### PROBLEM STATEMENT
Look through the data and write out every line with the word "Représentation" in it.

### EXERCISE MATERIALS

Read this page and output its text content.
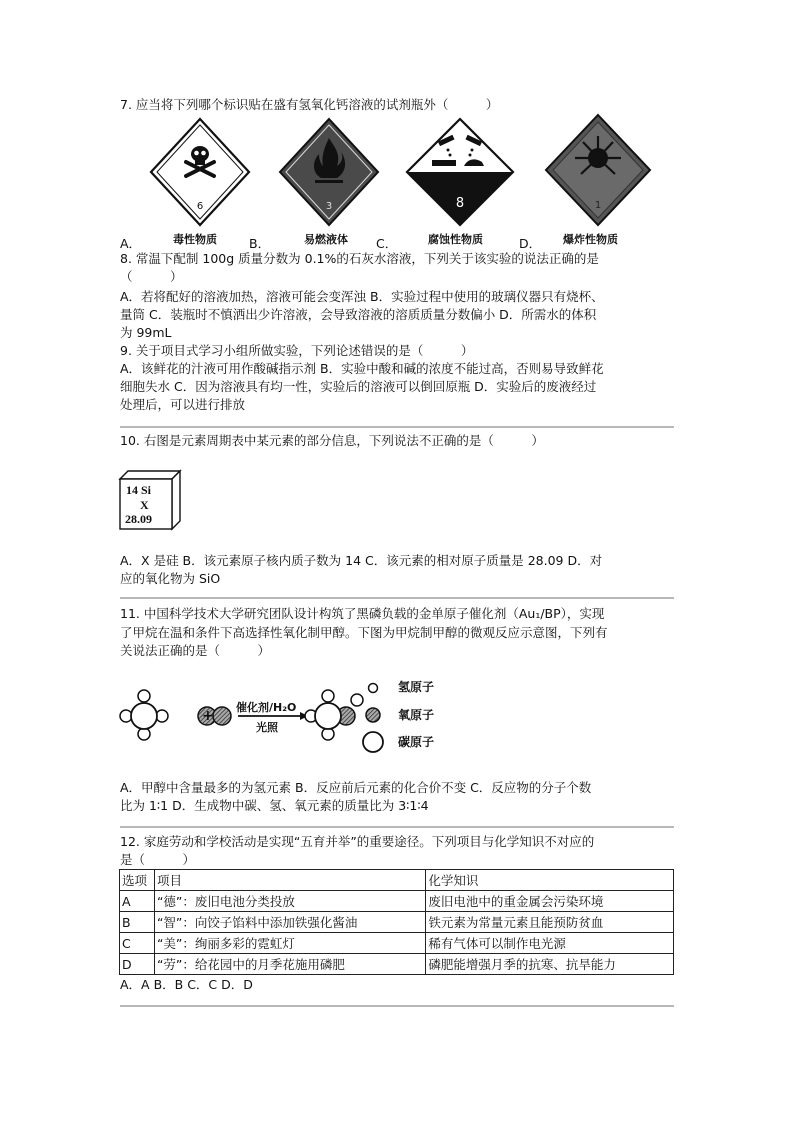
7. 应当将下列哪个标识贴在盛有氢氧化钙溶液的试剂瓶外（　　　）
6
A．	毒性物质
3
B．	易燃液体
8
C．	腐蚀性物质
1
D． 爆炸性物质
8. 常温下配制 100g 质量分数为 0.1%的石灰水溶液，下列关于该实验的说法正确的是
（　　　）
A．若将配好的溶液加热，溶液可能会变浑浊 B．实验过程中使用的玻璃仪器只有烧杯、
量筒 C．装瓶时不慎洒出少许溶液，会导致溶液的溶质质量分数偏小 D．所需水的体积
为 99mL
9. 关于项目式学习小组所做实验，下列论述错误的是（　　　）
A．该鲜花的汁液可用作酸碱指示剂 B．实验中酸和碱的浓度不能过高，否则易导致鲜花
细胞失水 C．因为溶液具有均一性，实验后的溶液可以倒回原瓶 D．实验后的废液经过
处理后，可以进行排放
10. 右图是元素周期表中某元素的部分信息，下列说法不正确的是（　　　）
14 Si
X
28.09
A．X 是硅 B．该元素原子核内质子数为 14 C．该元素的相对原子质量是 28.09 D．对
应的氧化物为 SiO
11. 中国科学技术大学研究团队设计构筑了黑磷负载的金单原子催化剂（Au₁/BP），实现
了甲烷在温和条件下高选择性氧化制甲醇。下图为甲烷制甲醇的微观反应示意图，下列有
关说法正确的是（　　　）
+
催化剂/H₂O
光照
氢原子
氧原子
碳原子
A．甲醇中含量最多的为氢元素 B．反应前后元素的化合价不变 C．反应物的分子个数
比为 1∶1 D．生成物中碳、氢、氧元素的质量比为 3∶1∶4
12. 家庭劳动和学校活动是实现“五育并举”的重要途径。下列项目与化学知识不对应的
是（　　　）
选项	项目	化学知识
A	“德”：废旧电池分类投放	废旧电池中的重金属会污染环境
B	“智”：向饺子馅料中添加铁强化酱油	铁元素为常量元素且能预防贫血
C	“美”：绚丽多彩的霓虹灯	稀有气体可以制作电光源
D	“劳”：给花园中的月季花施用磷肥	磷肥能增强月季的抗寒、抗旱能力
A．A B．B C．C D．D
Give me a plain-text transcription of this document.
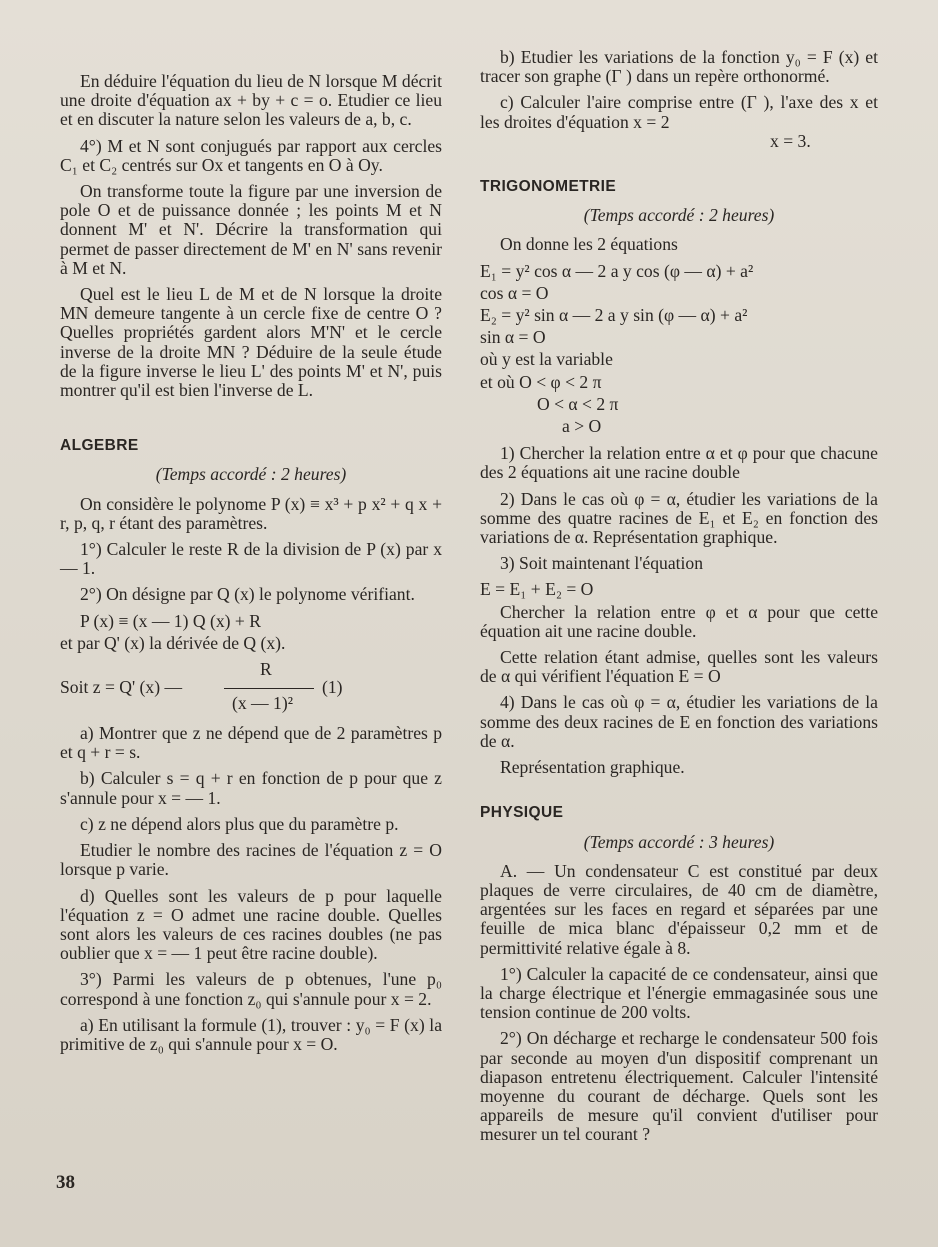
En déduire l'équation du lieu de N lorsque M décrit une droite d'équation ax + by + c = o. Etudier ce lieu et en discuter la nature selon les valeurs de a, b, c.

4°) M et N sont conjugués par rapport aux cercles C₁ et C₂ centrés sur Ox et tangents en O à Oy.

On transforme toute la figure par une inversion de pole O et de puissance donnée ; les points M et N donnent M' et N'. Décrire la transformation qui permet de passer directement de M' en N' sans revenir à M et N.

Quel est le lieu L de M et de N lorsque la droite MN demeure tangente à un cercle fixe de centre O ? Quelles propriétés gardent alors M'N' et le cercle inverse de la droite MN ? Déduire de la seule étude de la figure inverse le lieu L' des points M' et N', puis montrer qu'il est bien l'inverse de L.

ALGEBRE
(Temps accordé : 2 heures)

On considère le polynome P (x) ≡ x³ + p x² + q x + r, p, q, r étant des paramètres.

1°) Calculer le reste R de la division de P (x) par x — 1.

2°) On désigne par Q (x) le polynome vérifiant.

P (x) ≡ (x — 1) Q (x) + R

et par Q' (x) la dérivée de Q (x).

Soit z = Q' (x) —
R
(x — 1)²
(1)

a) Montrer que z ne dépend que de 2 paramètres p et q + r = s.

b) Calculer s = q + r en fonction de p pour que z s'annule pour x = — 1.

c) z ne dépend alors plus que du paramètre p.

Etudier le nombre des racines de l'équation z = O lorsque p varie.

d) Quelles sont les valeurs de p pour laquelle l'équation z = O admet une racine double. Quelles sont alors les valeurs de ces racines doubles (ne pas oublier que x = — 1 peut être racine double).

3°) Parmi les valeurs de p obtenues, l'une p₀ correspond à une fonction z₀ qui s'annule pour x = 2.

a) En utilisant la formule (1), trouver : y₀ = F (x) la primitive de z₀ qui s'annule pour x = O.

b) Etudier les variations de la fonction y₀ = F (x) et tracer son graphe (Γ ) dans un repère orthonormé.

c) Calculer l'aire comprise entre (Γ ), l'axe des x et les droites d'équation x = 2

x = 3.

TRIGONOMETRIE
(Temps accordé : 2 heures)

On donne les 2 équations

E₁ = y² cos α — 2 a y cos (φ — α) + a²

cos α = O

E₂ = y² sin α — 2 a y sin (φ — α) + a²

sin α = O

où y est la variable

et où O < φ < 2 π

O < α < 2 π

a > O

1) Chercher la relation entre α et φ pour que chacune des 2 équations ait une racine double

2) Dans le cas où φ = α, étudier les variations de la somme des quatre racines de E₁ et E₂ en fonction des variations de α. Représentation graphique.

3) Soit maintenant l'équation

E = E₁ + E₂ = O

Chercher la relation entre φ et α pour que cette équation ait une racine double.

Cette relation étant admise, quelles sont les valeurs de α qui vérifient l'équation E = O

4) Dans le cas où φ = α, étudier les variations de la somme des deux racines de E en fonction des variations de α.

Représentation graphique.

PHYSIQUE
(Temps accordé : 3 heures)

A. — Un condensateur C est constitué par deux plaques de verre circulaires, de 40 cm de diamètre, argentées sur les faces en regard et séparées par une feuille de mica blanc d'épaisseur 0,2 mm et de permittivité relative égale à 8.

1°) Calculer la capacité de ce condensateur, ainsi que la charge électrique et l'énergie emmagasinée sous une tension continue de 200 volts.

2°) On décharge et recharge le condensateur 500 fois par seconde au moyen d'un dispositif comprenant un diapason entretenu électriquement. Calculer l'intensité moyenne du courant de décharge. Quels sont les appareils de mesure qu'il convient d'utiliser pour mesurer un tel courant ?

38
...
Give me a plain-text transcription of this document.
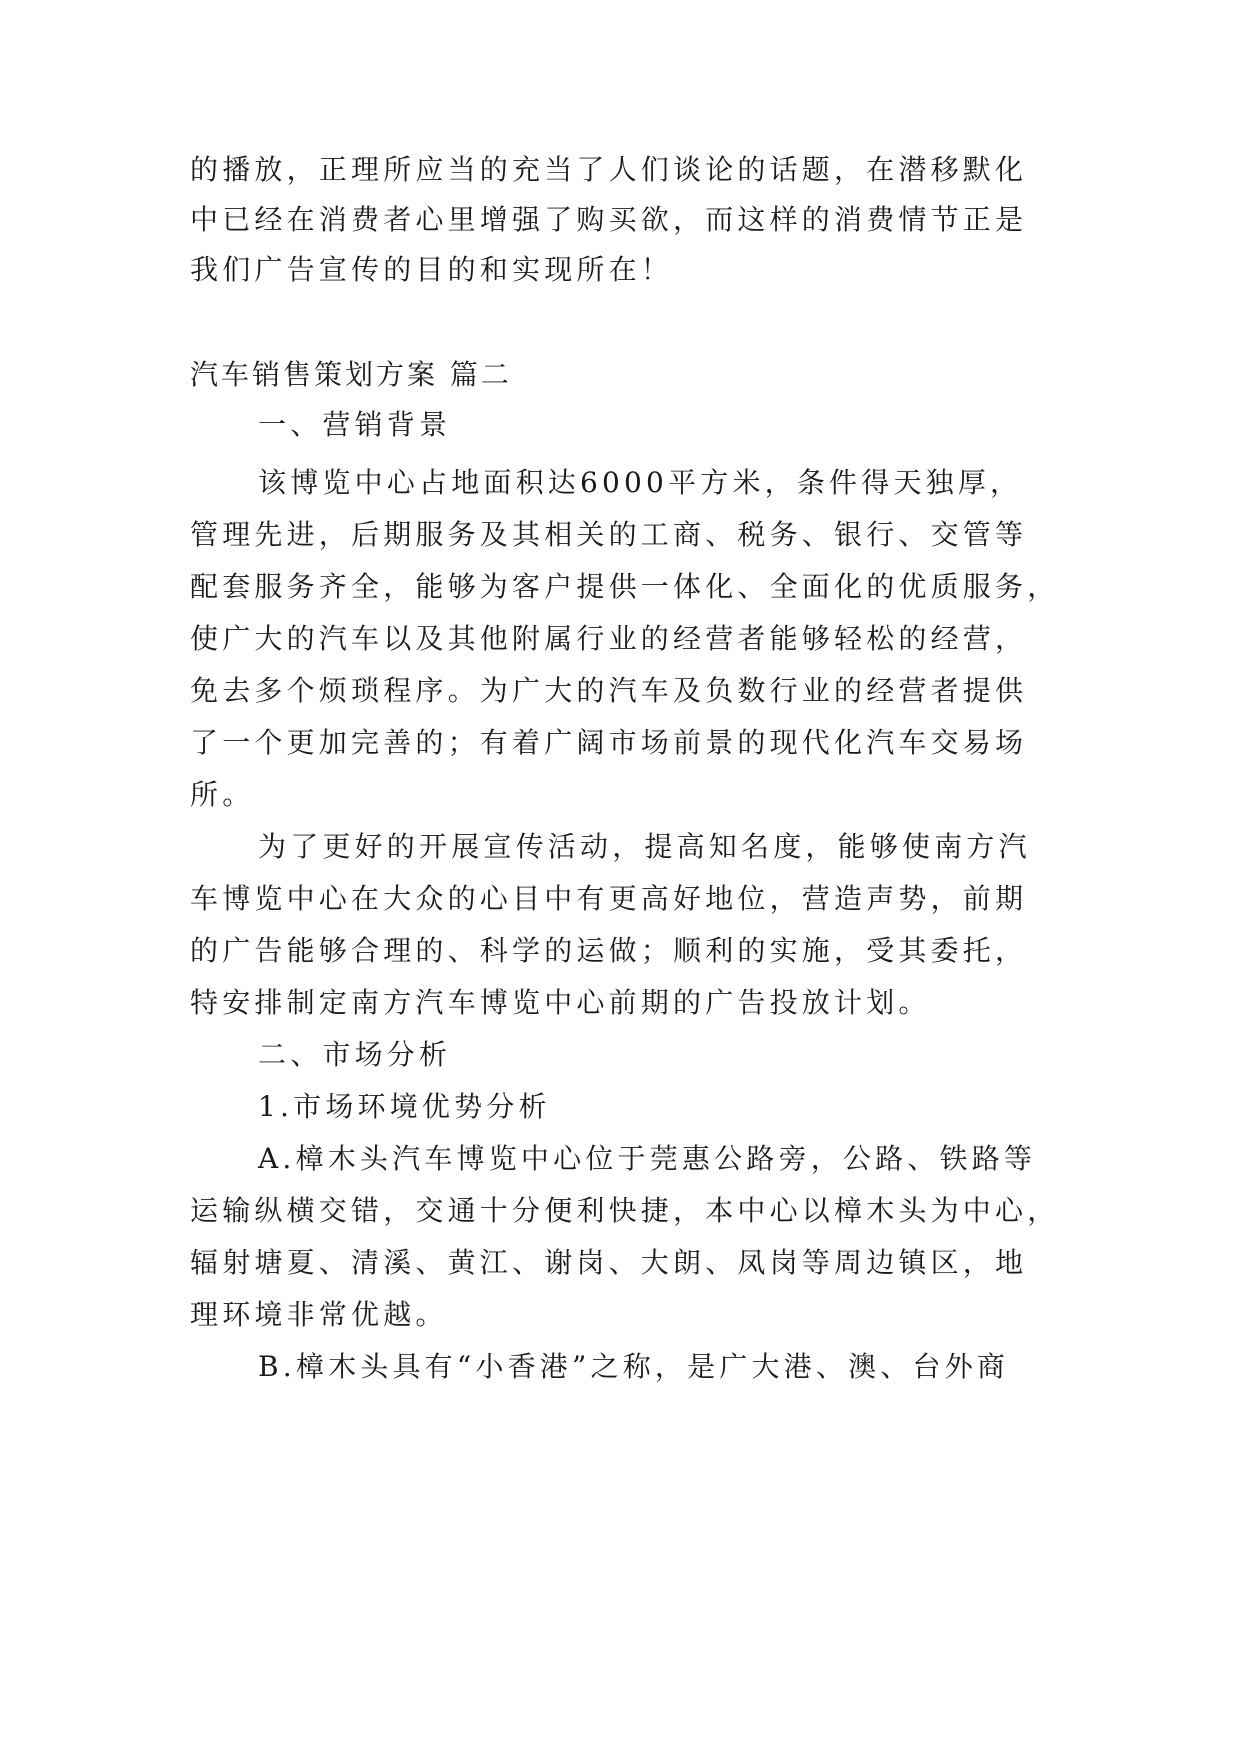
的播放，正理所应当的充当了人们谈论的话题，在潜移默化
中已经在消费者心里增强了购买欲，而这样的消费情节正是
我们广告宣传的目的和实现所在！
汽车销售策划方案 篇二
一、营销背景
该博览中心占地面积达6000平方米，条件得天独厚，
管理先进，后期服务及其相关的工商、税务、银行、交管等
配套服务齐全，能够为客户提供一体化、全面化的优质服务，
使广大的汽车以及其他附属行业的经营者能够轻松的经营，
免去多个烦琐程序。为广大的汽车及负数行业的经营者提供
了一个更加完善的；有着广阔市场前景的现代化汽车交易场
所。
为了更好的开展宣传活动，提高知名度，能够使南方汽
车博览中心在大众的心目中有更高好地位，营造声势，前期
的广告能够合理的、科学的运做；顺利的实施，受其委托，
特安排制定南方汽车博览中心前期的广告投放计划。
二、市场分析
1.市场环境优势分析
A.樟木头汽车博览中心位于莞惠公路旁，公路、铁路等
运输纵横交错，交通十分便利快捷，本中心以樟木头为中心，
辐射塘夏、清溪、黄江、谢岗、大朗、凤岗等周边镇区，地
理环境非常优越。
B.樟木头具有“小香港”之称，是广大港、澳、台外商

### TASK OUTPUT
2) Dans le cas où φ = α, étudier les variations de la somme des quatre racines de E₁ et E₂ en fonction des variations de α. Représentation graphique.
Représentation graphique.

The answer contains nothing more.